▸ EXERCISE
Please retype the records below exactly, leaving out any pictures.

-- BEGIN --

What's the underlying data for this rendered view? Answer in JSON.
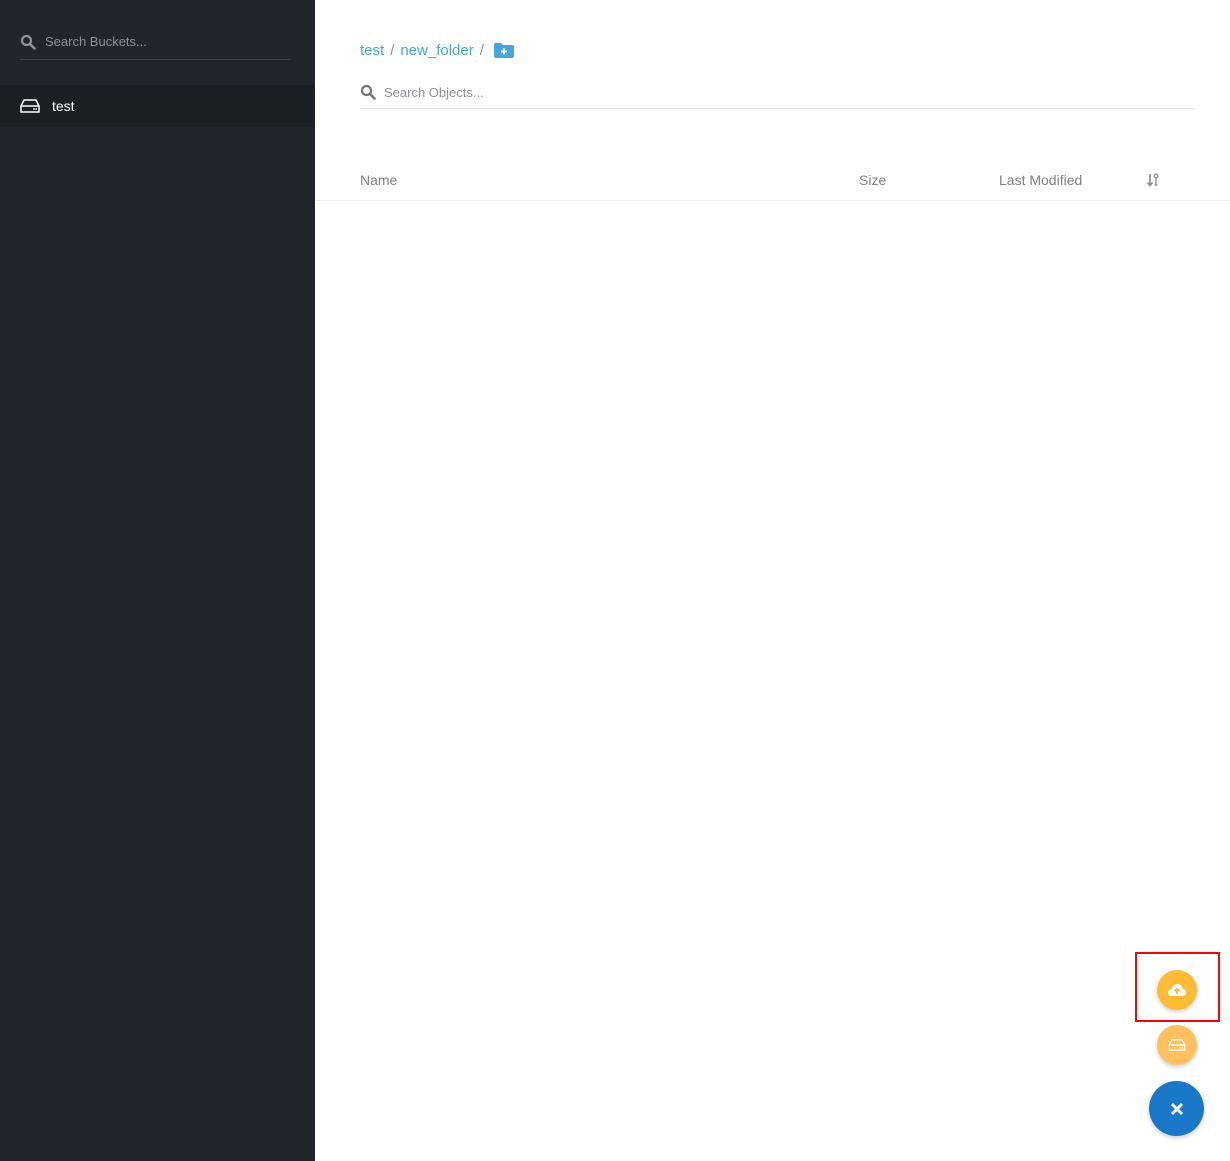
{
  "sidebar": {
    "search_placeholder": "Search Buckets...",
    "buckets": [
      {
        "name": "test",
        "icon": "hdd-icon"
      }
    ]
  },
  "breadcrumb": {
    "items": [
      "test",
      "new_folder"
    ],
    "separator": "/"
  },
  "objects": {
    "search_placeholder": "Search Objects..."
  },
  "table": {
    "columns": {
      "name": "Name",
      "size": "Size",
      "last_modified": "Last Modified"
    },
    "rows": []
  },
  "fab": {
    "upload_color": "#ffbb33",
    "create_bucket_color": "#ffc060",
    "close_color": "#1a78c9"
  }
}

-- END --

▸ EXPECTED ANSWER
What's the underlying data for this rendered view? Answer in JSON.
{
  "sidebar": {
    "search_placeholder": "Search Buckets...",
    "buckets": [
      {
        "name": "test",
        "icon": "hdd-icon"
      }
    ]
  },
  "breadcrumb": {
    "items": [
      "test",
      "new_folder"
    ],
    "separator": "/"
  },
  "objects": {
    "search_placeholder": "Search Objects..."
  },
  "table": {
    "columns": {
      "name": "Name",
      "size": "Size",
      "last_modified": "Last Modified"
    },
    "rows": []
  },
  "fab": {
    "upload_color": "#ffbb33",
    "create_bucket_color": "#ffc060",
    "close_color": "#1a78c9"
  }
}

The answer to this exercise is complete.